**Exercise brief**. All the data should be repeated exactly. Any image in it is left out.

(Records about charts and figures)
>> Start

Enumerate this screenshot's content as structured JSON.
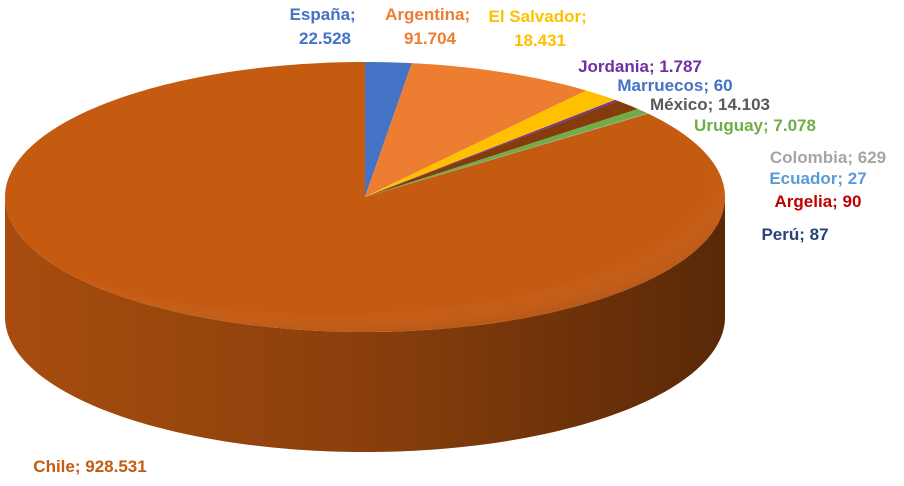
{
  "chart_data": {
    "type": "pie3d",
    "categories": [
      "España",
      "Argentina",
      "El Salvador",
      "Jordania",
      "Marruecos",
      "México",
      "Uruguay",
      "Colombia",
      "Ecuador",
      "Argelia",
      "Perú",
      "Chile"
    ],
    "values": [
      22528,
      91704,
      18431,
      1787,
      60,
      14103,
      7078,
      629,
      27,
      90,
      87,
      928531
    ],
    "value_labels": [
      "22.528",
      "91.704",
      "18.431",
      "1.787",
      "60",
      "14.103",
      "7.078",
      "629",
      "27",
      "90",
      "87",
      "928.531"
    ],
    "label_separator": "; ",
    "colors": [
      "#4472c4",
      "#ed7d31",
      "#ffc000",
      "#7030a0",
      "#4472c4",
      "#843c0c",
      "#70ad47",
      "#a5a5a5",
      "#5b9bd5",
      "#c00000",
      "#264478",
      "#c55a11"
    ],
    "label_colors": [
      "#4472c4",
      "#ed7d31",
      "#ffc000",
      "#7030a0",
      "#4472c4",
      "#595959",
      "#70ad47",
      "#a5a5a5",
      "#5b9bd5",
      "#c00000",
      "#264478",
      "#c55a11"
    ]
  }
}
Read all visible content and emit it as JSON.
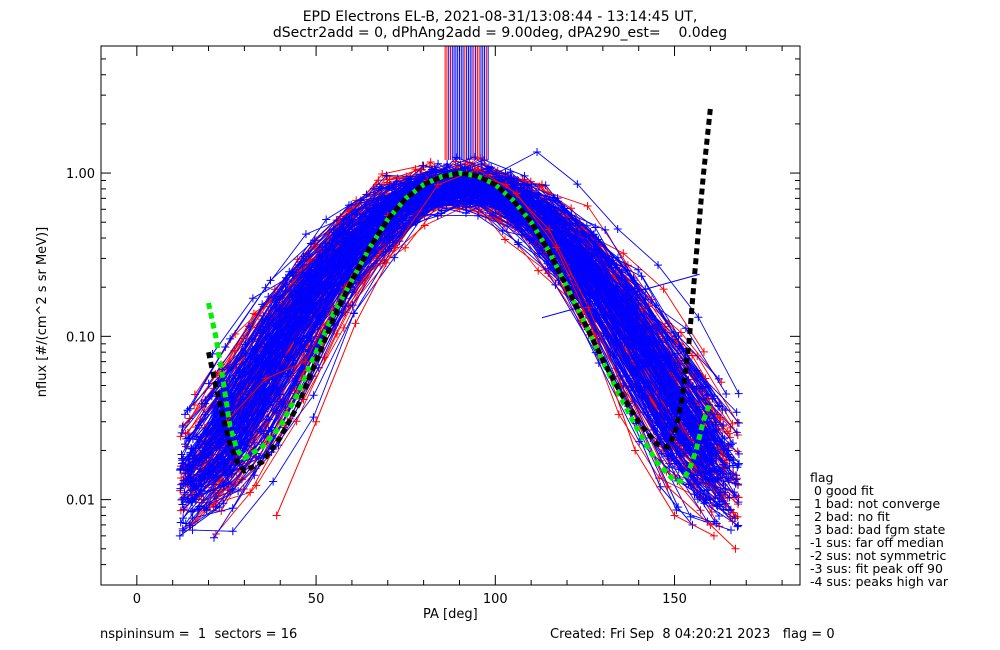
{
  "header": {
    "title": "EPD Electrons EL-B, 2021-08-31/13:08:44 - 13:14:45 UT,",
    "subtitle": "dSectr2add = 0, dPhAng2add = 9.00deg, dPA290_est=    0.0deg"
  },
  "footer": {
    "left": "nspininsum =  1  sectors = 16",
    "right": "Created: Fri Sep  8 04:20:21 2023   flag = 0"
  },
  "flag_legend": {
    "title": "flag",
    "items": [
      " 0 good fit",
      " 1 bad: not converge",
      " 2 bad: no fit",
      " 3 bad: bad fgm state",
      "-1 sus: far off median",
      "-2 sus: not symmetric",
      "-3 sus: fit peak off 90",
      "-4 sus: peaks high var"
    ]
  },
  "chart_data": {
    "type": "line",
    "xlabel": "PA [deg]",
    "ylabel": "nflux [#/(cm^2 s sr MeV)]",
    "xlim": [
      -10,
      185
    ],
    "ylim": [
      0.003,
      6.0
    ],
    "yscale": "log",
    "xticks": [
      0,
      50,
      100,
      150
    ],
    "xtick_labels": [
      "0",
      "50",
      "100",
      "150"
    ],
    "yticks": [
      0.01,
      0.1,
      1.0
    ],
    "ytick_labels": [
      "0.01",
      "0.10",
      "1.00"
    ],
    "colors": {
      "spin_a": "#ff0000",
      "spin_b": "#0000ff",
      "fit_a": "#00ee00",
      "fit_b": "#000000"
    },
    "profile_spread": {
      "spin_a_count": 110,
      "spin_b_count": 150,
      "pa_step_deg": 11.25
    },
    "series": [
      {
        "color": "#0000ff",
        "marker": "+",
        "x": [
          12,
          23,
          34,
          45,
          56,
          68,
          79,
          90,
          101,
          113,
          124,
          135,
          146,
          155
        ],
        "y": [
          0.006,
          0.009,
          0.018,
          0.05,
          0.14,
          0.42,
          0.78,
          0.95,
          0.8,
          0.45,
          0.16,
          0.045,
          0.012,
          0.007
        ]
      },
      {
        "color": "#0000ff",
        "marker": "+",
        "x": [
          18,
          29,
          40,
          51,
          62,
          74,
          85,
          96,
          107,
          118,
          129,
          140,
          151
        ],
        "y": [
          0.012,
          0.022,
          0.04,
          0.1,
          0.26,
          0.6,
          0.9,
          0.92,
          0.65,
          0.3,
          0.1,
          0.03,
          0.009
        ]
      },
      {
        "color": "#ff0000",
        "marker": "+",
        "x": [
          25,
          36,
          47,
          58,
          70,
          81,
          92,
          103,
          115,
          126,
          137,
          148,
          160,
          167
        ],
        "y": [
          0.03,
          0.055,
          0.07,
          0.2,
          0.55,
          0.9,
          1.0,
          0.85,
          0.45,
          0.15,
          0.04,
          0.012,
          0.007,
          0.005
        ]
      },
      {
        "color": "#ff0000",
        "marker": "+",
        "x": [
          39,
          50,
          61,
          72,
          84,
          95,
          106,
          117,
          128,
          139,
          150,
          161
        ],
        "y": [
          0.008,
          0.03,
          0.12,
          0.35,
          0.85,
          1.05,
          0.75,
          0.35,
          0.1,
          0.02,
          0.008,
          0.006
        ]
      }
    ],
    "vertical_lines": {
      "x_min": 86,
      "x_max": 98,
      "y_from": 1.2,
      "y_to": 6.0
    },
    "fits": [
      {
        "name": "",
        "color": "#00ee00",
        "style": "dashed",
        "x": [
          20,
          22,
          24,
          26,
          28,
          30,
          35,
          40,
          45,
          50,
          55,
          60,
          65,
          70,
          75,
          80,
          85,
          90,
          95,
          100,
          105,
          110,
          115,
          120,
          125,
          130,
          135,
          140,
          145,
          150,
          152,
          154,
          156,
          158,
          160
        ],
        "y": [
          0.16,
          0.1,
          0.055,
          0.028,
          0.02,
          0.018,
          0.021,
          0.028,
          0.045,
          0.08,
          0.14,
          0.22,
          0.35,
          0.52,
          0.7,
          0.85,
          0.95,
          1.0,
          0.96,
          0.85,
          0.68,
          0.5,
          0.33,
          0.2,
          0.12,
          0.07,
          0.042,
          0.026,
          0.017,
          0.013,
          0.013,
          0.015,
          0.02,
          0.03,
          0.04
        ]
      },
      {
        "name": "",
        "color": "#000000",
        "style": "dashed",
        "x": [
          20,
          22,
          24,
          26,
          28,
          30,
          35,
          40,
          45,
          50,
          55,
          60,
          65,
          70,
          75,
          80,
          85,
          90,
          95,
          100,
          105,
          110,
          115,
          120,
          125,
          130,
          135,
          140,
          145,
          148,
          150,
          152,
          154,
          156,
          158,
          160
        ],
        "y": [
          0.08,
          0.05,
          0.032,
          0.022,
          0.017,
          0.015,
          0.017,
          0.024,
          0.038,
          0.07,
          0.13,
          0.22,
          0.35,
          0.52,
          0.7,
          0.85,
          0.95,
          1.0,
          0.96,
          0.85,
          0.68,
          0.5,
          0.33,
          0.2,
          0.12,
          0.072,
          0.045,
          0.03,
          0.022,
          0.021,
          0.025,
          0.04,
          0.09,
          0.3,
          0.95,
          2.5
        ]
      }
    ],
    "outlier_segment": {
      "x": [
        113,
        157
      ],
      "y": [
        0.13,
        0.24
      ]
    }
  }
}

>> End

**Response**.
Enumerate this screenshot's content as structured JSON.
{
  "chart_data": {
    "type": "pie3d",
    "categories": [
      "España",
      "Argentina",
      "El Salvador",
      "Jordania",
      "Marruecos",
      "México",
      "Uruguay",
      "Colombia",
      "Ecuador",
      "Argelia",
      "Perú",
      "Chile"
    ],
    "values": [
      22528,
      91704,
      18431,
      1787,
      60,
      14103,
      7078,
      629,
      27,
      90,
      87,
      928531
    ],
    "value_labels": [
      "22.528",
      "91.704",
      "18.431",
      "1.787",
      "60",
      "14.103",
      "7.078",
      "629",
      "27",
      "90",
      "87",
      "928.531"
    ],
    "label_separator": "; ",
    "colors": [
      "#4472c4",
      "#ed7d31",
      "#ffc000",
      "#7030a0",
      "#4472c4",
      "#843c0c",
      "#70ad47",
      "#a5a5a5",
      "#5b9bd5",
      "#c00000",
      "#264478",
      "#c55a11"
    ],
    "label_colors": [
      "#4472c4",
      "#ed7d31",
      "#ffc000",
      "#7030a0",
      "#4472c4",
      "#595959",
      "#70ad47",
      "#a5a5a5",
      "#5b9bd5",
      "#c00000",
      "#264478",
      "#c55a11"
    ]
  }
}
Read all visible content and emit it as JSON.
{
  "header": {
    "title": "EPD Electrons EL-B, 2021-08-31/13:08:44 - 13:14:45 UT,",
    "subtitle": "dSectr2add = 0, dPhAng2add = 9.00deg, dPA290_est=    0.0deg"
  },
  "footer": {
    "left": "nspininsum =  1  sectors = 16",
    "right": "Created: Fri Sep  8 04:20:21 2023   flag = 0"
  },
  "flag_legend": {
    "title": "flag",
    "items": [
      " 0 good fit",
      " 1 bad: not converge",
      " 2 bad: no fit",
      " 3 bad: bad fgm state",
      "-1 sus: far off median",
      "-2 sus: not symmetric",
      "-3 sus: fit peak off 90",
      "-4 sus: peaks high var"
    ]
  },
  "chart_data": {
    "type": "line",
    "xlabel": "PA [deg]",
    "ylabel": "nflux [#/(cm^2 s sr MeV)]",
    "xlim": [
      -10,
      185
    ],
    "ylim": [
      0.003,
      6.0
    ],
    "yscale": "log",
    "xticks": [
      0,
      50,
      100,
      150
    ],
    "xtick_labels": [
      "0",
      "50",
      "100",
      "150"
    ],
    "yticks": [
      0.01,
      0.1,
      1.0
    ],
    "ytick_labels": [
      "0.01",
      "0.10",
      "1.00"
    ],
    "colors": {
      "spin_a": "#ff0000",
      "spin_b": "#0000ff",
      "fit_a": "#00ee00",
      "fit_b": "#000000"
    },
    "profile_spread": {
      "spin_a_count": 110,
      "spin_b_count": 150,
      "pa_step_deg": 11.25
    },
    "series": [
      {
        "color": "#0000ff",
        "marker": "+",
        "x": [
          12,
          23,
          34,
          45,
          56,
          68,
          79,
          90,
          101,
          113,
          124,
          135,
          146,
          155
        ],
        "y": [
          0.006,
          0.009,
          0.018,
          0.05,
          0.14,
          0.42,
          0.78,
          0.95,
          0.8,
          0.45,
          0.16,
          0.045,
          0.012,
          0.007
        ]
      },
      {
        "color": "#0000ff",
        "marker": "+",
        "x": [
          18,
          29,
          40,
          51,
          62,
          74,
          85,
          96,
          107,
          118,
          129,
          140,
          151
        ],
        "y": [
          0.012,
          0.022,
          0.04,
          0.1,
          0.26,
          0.6,
          0.9,
          0.92,
          0.65,
          0.3,
          0.1,
          0.03,
          0.009
        ]
      },
      {
        "color": "#ff0000",
        "marker": "+",
        "x": [
          25,
          36,
          47,
          58,
          70,
          81,
          92,
          103,
          115,
          126,
          137,
          148,
          160,
          167
        ],
        "y": [
          0.03,
          0.055,
          0.07,
          0.2,
          0.55,
          0.9,
          1.0,
          0.85,
          0.45,
          0.15,
          0.04,
          0.012,
          0.007,
          0.005
        ]
      },
      {
        "color": "#ff0000",
        "marker": "+",
        "x": [
          39,
          50,
          61,
          72,
          84,
          95,
          106,
          117,
          128,
          139,
          150,
          161
        ],
        "y": [
          0.008,
          0.03,
          0.12,
          0.35,
          0.85,
          1.05,
          0.75,
          0.35,
          0.1,
          0.02,
          0.008,
          0.006
        ]
      }
    ],
    "vertical_lines": {
      "x_min": 86,
      "x_max": 98,
      "y_from": 1.2,
      "y_to": 6.0
    },
    "fits": [
      {
        "name": "",
        "color": "#00ee00",
        "style": "dashed",
        "x": [
          20,
          22,
          24,
          26,
          28,
          30,
          35,
          40,
          45,
          50,
          55,
          60,
          65,
          70,
          75,
          80,
          85,
          90,
          95,
          100,
          105,
          110,
          115,
          120,
          125,
          130,
          135,
          140,
          145,
          150,
          152,
          154,
          156,
          158,
          160
        ],
        "y": [
          0.16,
          0.1,
          0.055,
          0.028,
          0.02,
          0.018,
          0.021,
          0.028,
          0.045,
          0.08,
          0.14,
          0.22,
          0.35,
          0.52,
          0.7,
          0.85,
          0.95,
          1.0,
          0.96,
          0.85,
          0.68,
          0.5,
          0.33,
          0.2,
          0.12,
          0.07,
          0.042,
          0.026,
          0.017,
          0.013,
          0.013,
          0.015,
          0.02,
          0.03,
          0.04
        ]
      },
      {
        "name": "",
        "color": "#000000",
        "style": "dashed",
        "x": [
          20,
          22,
          24,
          26,
          28,
          30,
          35,
          40,
          45,
          50,
          55,
          60,
          65,
          70,
          75,
          80,
          85,
          90,
          95,
          100,
          105,
          110,
          115,
          120,
          125,
          130,
          135,
          140,
          145,
          148,
          150,
          152,
          154,
          156,
          158,
          160
        ],
        "y": [
          0.08,
          0.05,
          0.032,
          0.022,
          0.017,
          0.015,
          0.017,
          0.024,
          0.038,
          0.07,
          0.13,
          0.22,
          0.35,
          0.52,
          0.7,
          0.85,
          0.95,
          1.0,
          0.96,
          0.85,
          0.68,
          0.5,
          0.33,
          0.2,
          0.12,
          0.072,
          0.045,
          0.03,
          0.022,
          0.021,
          0.025,
          0.04,
          0.09,
          0.3,
          0.95,
          2.5
        ]
      }
    ],
    "outlier_segment": {
      "x": [
        113,
        157
      ],
      "y": [
        0.13,
        0.24
      ]
    }
  }
}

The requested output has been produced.